WRITTEN TASK:
Reproduce every record below exactly as written, leaving out any pictures.

RECORDS PROVIDED:
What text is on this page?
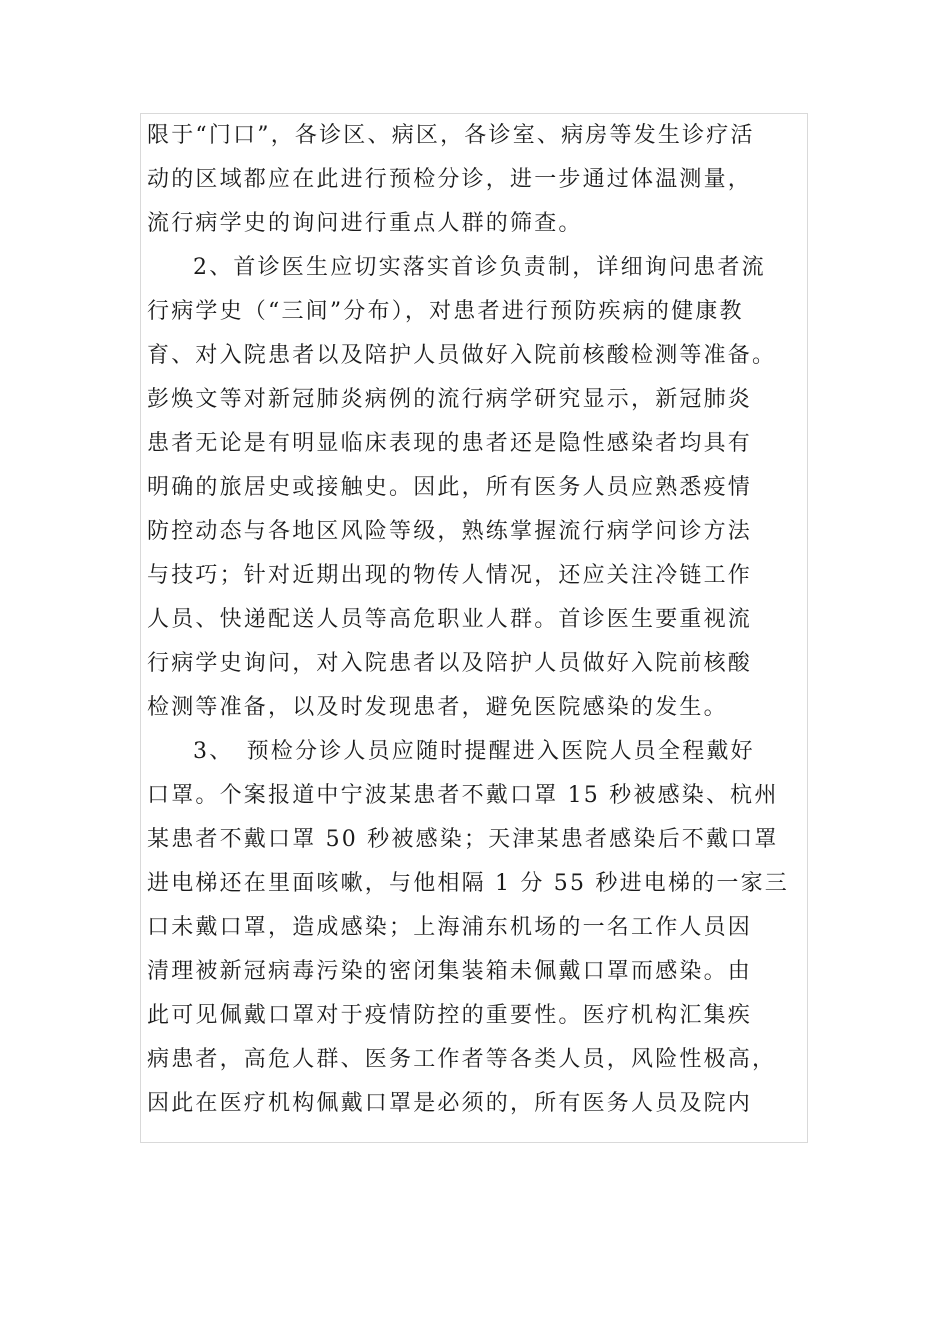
限于“门口”，各诊区、病区，各诊室、病房等发生诊疗活
动的区域都应在此进行预检分诊，进一步通过体温测量，
流行病学史的询问进行重点人群的筛查。
2、首诊医生应切实落实首诊负责制，详细询问患者流
行病学史（“三间”分布），对患者进行预防疾病的健康教
育、对入院患者以及陪护人员做好入院前核酸检测等准备。
彭焕文等对新冠肺炎病例的流行病学研究显示，新冠肺炎
患者无论是有明显临床表现的患者还是隐性感染者均具有
明确的旅居史或接触史。因此，所有医务人员应熟悉疫情
防控动态与各地区风险等级，熟练掌握流行病学问诊方法
与技巧；针对近期出现的物传人情况，还应关注冷链工作
人员、快递配送人员等高危职业人群。首诊医生要重视流
行病学史询问，对入院患者以及陪护人员做好入院前核酸
检测等准备，以及时发现患者，避免医院感染的发生。
3、　预检分诊人员应随时提醒进入医院人员全程戴好
口罩。个案报道中宁波某患者不戴口罩 15 秒被感染、杭州
某患者不戴口罩 50 秒被感染；天津某患者感染后不戴口罩
进电梯还在里面咳嗽，与他相隔 1 分 55 秒进电梯的一家三
口未戴口罩，造成感染；上海浦东机场的一名工作人员因
清理被新冠病毒污染的密闭集装箱未佩戴口罩而感染。由
此可见佩戴口罩对于疫情防控的重要性。医疗机构汇集疾
病患者，高危人群、医务工作者等各类人员，风险性极高，
因此在医疗机构佩戴口罩是必须的，所有医务人员及院内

WRITTEN SOLUTION:
What text is on this page?
限于“门口”，各诊区、病区，各诊室、病房等发生诊疗活
动的区域都应在此进行预检分诊，进一步通过体温测量，
流行病学史的询问进行重点人群的筛查。
2、首诊医生应切实落实首诊负责制，详细询问患者流
行病学史（“三间”分布），对患者进行预防疾病的健康教
育、对入院患者以及陪护人员做好入院前核酸检测等准备。
彭焕文等对新冠肺炎病例的流行病学研究显示，新冠肺炎
患者无论是有明显临床表现的患者还是隐性感染者均具有
明确的旅居史或接触史。因此，所有医务人员应熟悉疫情
防控动态与各地区风险等级，熟练掌握流行病学问诊方法
与技巧；针对近期出现的物传人情况，还应关注冷链工作
人员、快递配送人员等高危职业人群。首诊医生要重视流
行病学史询问，对入院患者以及陪护人员做好入院前核酸
检测等准备，以及时发现患者，避免医院感染的发生。
3、　预检分诊人员应随时提醒进入医院人员全程戴好
口罩。个案报道中宁波某患者不戴口罩 15 秒被感染、杭州
某患者不戴口罩 50 秒被感染；天津某患者感染后不戴口罩
进电梯还在里面咳嗽，与他相隔 1 分 55 秒进电梯的一家三
口未戴口罩，造成感染；上海浦东机场的一名工作人员因
清理被新冠病毒污染的密闭集装箱未佩戴口罩而感染。由
此可见佩戴口罩对于疫情防控的重要性。医疗机构汇集疾
病患者，高危人群、医务工作者等各类人员，风险性极高，
因此在医疗机构佩戴口罩是必须的，所有医务人员及院内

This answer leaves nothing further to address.